** Start of Stored records **

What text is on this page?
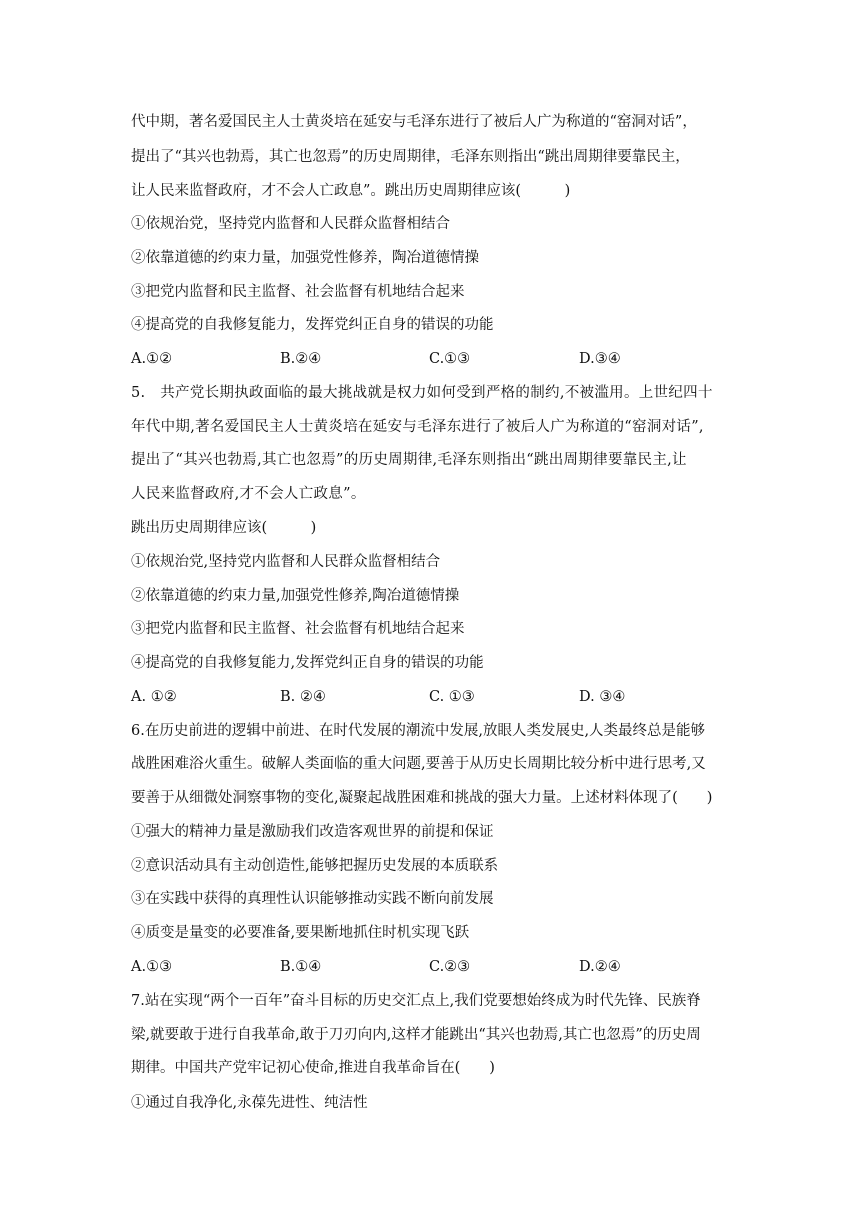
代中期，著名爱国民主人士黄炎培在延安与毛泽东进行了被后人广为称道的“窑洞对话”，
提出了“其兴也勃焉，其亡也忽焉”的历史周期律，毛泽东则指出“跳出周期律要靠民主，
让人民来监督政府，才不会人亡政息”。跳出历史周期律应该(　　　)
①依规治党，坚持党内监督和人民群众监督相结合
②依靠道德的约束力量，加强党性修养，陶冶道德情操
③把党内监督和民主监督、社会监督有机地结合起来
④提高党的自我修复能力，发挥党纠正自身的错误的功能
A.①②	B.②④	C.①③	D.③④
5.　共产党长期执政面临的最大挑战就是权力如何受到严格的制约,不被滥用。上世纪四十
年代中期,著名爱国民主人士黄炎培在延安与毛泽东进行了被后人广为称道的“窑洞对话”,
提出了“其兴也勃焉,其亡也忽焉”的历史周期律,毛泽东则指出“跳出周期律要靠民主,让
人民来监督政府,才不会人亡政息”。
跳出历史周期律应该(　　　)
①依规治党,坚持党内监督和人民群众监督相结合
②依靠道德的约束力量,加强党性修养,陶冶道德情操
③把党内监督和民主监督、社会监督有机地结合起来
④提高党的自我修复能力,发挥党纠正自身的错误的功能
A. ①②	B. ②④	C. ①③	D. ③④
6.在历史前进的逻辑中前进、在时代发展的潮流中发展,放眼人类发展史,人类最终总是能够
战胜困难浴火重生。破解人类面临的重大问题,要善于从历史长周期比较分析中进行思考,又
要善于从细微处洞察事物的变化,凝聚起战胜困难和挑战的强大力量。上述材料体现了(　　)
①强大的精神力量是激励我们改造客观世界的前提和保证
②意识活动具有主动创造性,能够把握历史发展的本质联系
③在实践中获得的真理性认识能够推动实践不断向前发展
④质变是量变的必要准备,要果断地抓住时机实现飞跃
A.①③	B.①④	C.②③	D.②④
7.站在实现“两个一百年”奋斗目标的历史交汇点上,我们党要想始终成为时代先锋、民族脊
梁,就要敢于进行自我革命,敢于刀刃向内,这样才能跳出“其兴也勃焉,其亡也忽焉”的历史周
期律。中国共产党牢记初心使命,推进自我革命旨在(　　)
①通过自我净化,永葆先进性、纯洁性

** End of Stored records **
** Start of Stored records **

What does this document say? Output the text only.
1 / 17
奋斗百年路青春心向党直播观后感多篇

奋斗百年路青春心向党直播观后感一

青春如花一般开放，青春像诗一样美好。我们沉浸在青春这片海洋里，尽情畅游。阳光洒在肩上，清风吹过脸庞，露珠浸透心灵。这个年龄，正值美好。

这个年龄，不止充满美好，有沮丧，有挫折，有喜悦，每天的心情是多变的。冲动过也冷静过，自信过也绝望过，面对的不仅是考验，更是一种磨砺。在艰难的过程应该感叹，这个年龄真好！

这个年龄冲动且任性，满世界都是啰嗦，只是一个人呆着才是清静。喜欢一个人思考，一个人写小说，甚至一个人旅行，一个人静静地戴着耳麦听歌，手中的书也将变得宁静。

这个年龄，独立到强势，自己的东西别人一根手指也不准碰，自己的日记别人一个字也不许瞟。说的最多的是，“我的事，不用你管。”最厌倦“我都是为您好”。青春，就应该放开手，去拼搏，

** End of Stored records **
** Start of Stored records **

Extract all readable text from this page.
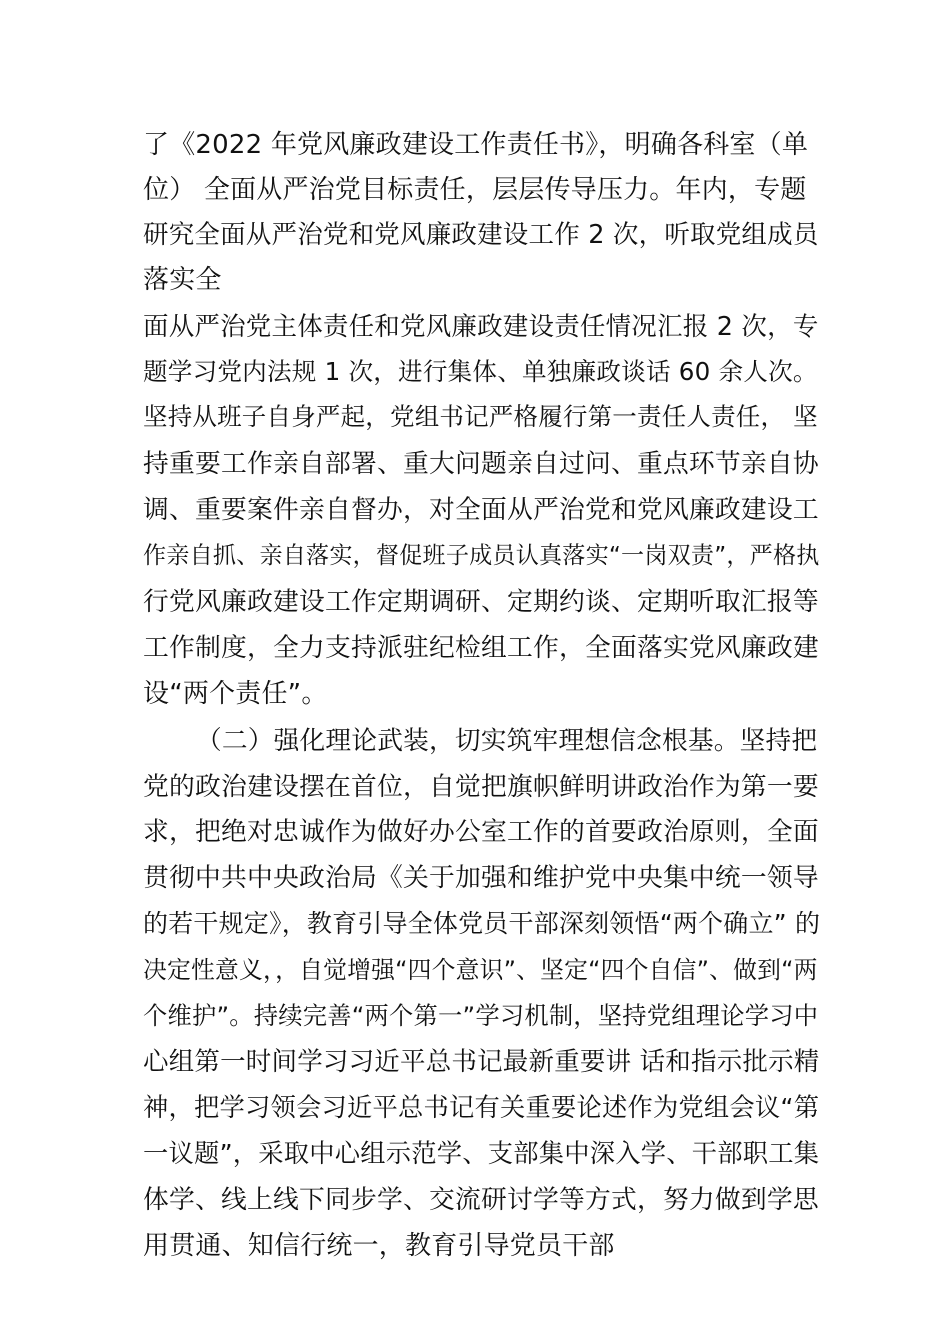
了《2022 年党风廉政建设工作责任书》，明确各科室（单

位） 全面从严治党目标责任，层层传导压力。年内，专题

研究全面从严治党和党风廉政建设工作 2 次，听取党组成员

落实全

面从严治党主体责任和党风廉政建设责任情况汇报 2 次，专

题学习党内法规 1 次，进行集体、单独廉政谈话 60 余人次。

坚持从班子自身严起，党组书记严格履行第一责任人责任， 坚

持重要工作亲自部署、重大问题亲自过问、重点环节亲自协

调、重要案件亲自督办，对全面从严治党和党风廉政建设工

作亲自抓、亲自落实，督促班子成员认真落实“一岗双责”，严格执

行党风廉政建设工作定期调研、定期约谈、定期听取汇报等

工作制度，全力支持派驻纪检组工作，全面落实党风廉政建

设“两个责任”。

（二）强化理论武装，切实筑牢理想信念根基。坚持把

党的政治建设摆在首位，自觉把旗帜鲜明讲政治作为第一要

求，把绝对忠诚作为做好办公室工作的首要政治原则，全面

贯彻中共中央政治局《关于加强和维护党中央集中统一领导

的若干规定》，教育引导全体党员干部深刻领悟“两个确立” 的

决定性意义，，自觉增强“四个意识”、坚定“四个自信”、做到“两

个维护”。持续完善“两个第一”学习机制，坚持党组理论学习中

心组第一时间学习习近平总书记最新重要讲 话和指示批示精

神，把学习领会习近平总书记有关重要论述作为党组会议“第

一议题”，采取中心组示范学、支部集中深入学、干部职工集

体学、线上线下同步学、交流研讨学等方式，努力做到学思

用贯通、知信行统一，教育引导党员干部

** End of Stored records **

Pull out all lines containing "跳出历史周期律应该".

## Task result
让人民来监督政府，才不会人亡政息”。跳出历史周期律应该(　　　)
跳出历史周期律应该(　　　)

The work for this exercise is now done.